Stored data:
'''
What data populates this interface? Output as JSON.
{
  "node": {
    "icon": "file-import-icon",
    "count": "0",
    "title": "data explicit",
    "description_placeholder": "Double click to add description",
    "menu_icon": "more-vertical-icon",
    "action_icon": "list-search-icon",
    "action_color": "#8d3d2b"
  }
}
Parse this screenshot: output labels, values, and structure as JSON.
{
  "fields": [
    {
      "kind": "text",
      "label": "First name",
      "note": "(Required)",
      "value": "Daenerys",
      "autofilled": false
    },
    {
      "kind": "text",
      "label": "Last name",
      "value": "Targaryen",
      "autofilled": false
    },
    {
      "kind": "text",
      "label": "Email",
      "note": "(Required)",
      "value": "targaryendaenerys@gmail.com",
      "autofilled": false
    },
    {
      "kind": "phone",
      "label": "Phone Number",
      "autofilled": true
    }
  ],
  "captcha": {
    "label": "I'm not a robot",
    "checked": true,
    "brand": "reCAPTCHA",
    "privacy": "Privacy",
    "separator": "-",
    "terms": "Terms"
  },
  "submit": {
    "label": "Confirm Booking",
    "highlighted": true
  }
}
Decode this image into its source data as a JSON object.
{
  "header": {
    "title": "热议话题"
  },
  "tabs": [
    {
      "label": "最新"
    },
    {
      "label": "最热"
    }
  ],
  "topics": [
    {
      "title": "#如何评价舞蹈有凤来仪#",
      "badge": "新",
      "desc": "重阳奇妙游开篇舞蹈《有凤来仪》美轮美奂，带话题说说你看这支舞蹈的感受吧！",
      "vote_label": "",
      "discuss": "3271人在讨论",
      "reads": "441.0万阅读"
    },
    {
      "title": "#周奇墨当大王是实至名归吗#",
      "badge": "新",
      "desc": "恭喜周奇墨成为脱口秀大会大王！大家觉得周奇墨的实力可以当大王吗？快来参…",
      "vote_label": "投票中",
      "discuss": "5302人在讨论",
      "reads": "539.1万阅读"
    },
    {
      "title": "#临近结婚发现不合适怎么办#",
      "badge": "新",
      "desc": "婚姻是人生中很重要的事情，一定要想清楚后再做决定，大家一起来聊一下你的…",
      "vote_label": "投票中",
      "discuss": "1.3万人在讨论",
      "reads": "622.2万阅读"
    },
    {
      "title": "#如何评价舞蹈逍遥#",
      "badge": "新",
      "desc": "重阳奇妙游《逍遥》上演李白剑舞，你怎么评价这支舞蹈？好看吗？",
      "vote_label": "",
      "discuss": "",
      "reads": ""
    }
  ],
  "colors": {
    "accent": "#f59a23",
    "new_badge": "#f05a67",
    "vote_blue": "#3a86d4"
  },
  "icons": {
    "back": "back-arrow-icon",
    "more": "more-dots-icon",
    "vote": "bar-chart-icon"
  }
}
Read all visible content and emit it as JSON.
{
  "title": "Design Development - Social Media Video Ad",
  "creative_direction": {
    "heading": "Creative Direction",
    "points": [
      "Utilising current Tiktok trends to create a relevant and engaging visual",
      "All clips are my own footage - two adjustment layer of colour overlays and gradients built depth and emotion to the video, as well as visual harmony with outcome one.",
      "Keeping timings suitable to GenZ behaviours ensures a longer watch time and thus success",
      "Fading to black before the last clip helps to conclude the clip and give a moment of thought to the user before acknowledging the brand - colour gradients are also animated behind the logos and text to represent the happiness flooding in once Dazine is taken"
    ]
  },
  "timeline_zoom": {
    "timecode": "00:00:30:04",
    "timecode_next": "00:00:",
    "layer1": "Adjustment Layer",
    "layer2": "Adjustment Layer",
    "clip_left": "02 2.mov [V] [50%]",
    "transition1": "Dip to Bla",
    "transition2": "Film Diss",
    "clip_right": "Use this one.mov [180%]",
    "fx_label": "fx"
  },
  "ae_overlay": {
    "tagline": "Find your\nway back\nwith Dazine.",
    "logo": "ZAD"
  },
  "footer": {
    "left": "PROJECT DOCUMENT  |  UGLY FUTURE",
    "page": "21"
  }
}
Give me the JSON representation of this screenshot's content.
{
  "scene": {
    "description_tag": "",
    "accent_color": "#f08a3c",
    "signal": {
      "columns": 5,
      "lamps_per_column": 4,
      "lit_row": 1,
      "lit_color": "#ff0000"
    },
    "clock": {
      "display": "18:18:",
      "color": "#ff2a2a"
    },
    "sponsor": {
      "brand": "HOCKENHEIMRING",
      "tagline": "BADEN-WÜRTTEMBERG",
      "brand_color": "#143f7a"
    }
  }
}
'''
> [Requirements] Reproduce each record shown above without altering a single word.

> [Result for this task]
What data populates this interface? Output as JSON.
{
  "node": {
    "icon": "file-import-icon",
    "count": "0",
    "title": "data explicit",
    "description_placeholder": "Double click to add description",
    "menu_icon": "more-vertical-icon",
    "action_icon": "list-search-icon",
    "action_color": "#8d3d2b"
  }
}
Parse this screenshot: output labels, values, and structure as JSON.
{
  "fields": [
    {
      "kind": "text",
      "label": "First name",
      "note": "(Required)",
      "value": "Daenerys",
      "autofilled": false
    },
    {
      "kind": "text",
      "label": "Last name",
      "value": "Targaryen",
      "autofilled": false
    },
    {
      "kind": "text",
      "label": "Email",
      "note": "(Required)",
      "value": "targaryendaenerys@gmail.com",
      "autofilled": false
    },
    {
      "kind": "phone",
      "label": "Phone Number",
      "autofilled": true
    }
  ],
  "captcha": {
    "label": "I'm not a robot",
    "checked": true,
    "brand": "reCAPTCHA",
    "privacy": "Privacy",
    "separator": "-",
    "terms": "Terms"
  },
  "submit": {
    "label": "Confirm Booking",
    "highlighted": true
  }
}
Decode this image into its source data as a JSON object.
{
  "header": {
    "title": "热议话题"
  },
  "tabs": [
    {
      "label": "最新"
    },
    {
      "label": "最热"
    }
  ],
  "topics": [
    {
      "title": "#如何评价舞蹈有凤来仪#",
      "badge": "新",
      "desc": "重阳奇妙游开篇舞蹈《有凤来仪》美轮美奂，带话题说说你看这支舞蹈的感受吧！",
      "vote_label": "",
      "discuss": "3271人在讨论",
      "reads": "441.0万阅读"
    },
    {
      "title": "#周奇墨当大王是实至名归吗#",
      "badge": "新",
      "desc": "恭喜周奇墨成为脱口秀大会大王！大家觉得周奇墨的实力可以当大王吗？快来参…",
      "vote_label": "投票中",
      "discuss": "5302人在讨论",
      "reads": "539.1万阅读"
    },
    {
      "title": "#临近结婚发现不合适怎么办#",
      "badge": "新",
      "desc": "婚姻是人生中很重要的事情，一定要想清楚后再做决定，大家一起来聊一下你的…",
      "vote_label": "投票中",
      "discuss": "1.3万人在讨论",
      "reads": "622.2万阅读"
    },
    {
      "title": "#如何评价舞蹈逍遥#",
      "badge": "新",
      "desc": "重阳奇妙游《逍遥》上演李白剑舞，你怎么评价这支舞蹈？好看吗？",
      "vote_label": "",
      "discuss": "",
      "reads": ""
    }
  ],
  "colors": {
    "accent": "#f59a23",
    "new_badge": "#f05a67",
    "vote_blue": "#3a86d4"
  },
  "icons": {
    "back": "back-arrow-icon",
    "more": "more-dots-icon",
    "vote": "bar-chart-icon"
  }
}
Read all visible content and emit it as JSON.
{
  "title": "Design Development - Social Media Video Ad",
  "creative_direction": {
    "heading": "Creative Direction",
    "points": [
      "Utilising current Tiktok trends to create a relevant and engaging visual",
      "All clips are my own footage - two adjustment layer of colour overlays and gradients built depth and emotion to the video, as well as visual harmony with outcome one.",
      "Keeping timings suitable to GenZ behaviours ensures a longer watch time and thus success",
      "Fading to black before the last clip helps to conclude the clip and give a moment of thought to the user before acknowledging the brand - colour gradients are also animated behind the logos and text to represent the happiness flooding in once Dazine is taken"
    ]
  },
  "timeline_zoom": {
    "timecode": "00:00:30:04",
    "timecode_next": "00:00:",
    "layer1": "Adjustment Layer",
    "layer2": "Adjustment Layer",
    "clip_left": "02 2.mov [V] [50%]",
    "transition1": "Dip to Bla",
    "transition2": "Film Diss",
    "clip_right": "Use this one.mov [180%]",
    "fx_label": "fx"
  },
  "ae_overlay": {
    "tagline": "Find your\nway back\nwith Dazine.",
    "logo": "ZAD"
  },
  "footer": {
    "left": "PROJECT DOCUMENT  |  UGLY FUTURE",
    "page": "21"
  }
}
Give me the JSON representation of this screenshot's content.
{
  "scene": {
    "description_tag": "",
    "accent_color": "#f08a3c",
    "signal": {
      "columns": 5,
      "lamps_per_column": 4,
      "lit_row": 1,
      "lit_color": "#ff0000"
    },
    "clock": {
      "display": "18:18:",
      "color": "#ff2a2a"
    },
    "sponsor": {
      "brand": "HOCKENHEIMRING",
      "tagline": "BADEN-WÜRTTEMBERG",
      "brand_color": "#143f7a"
    }
  }
}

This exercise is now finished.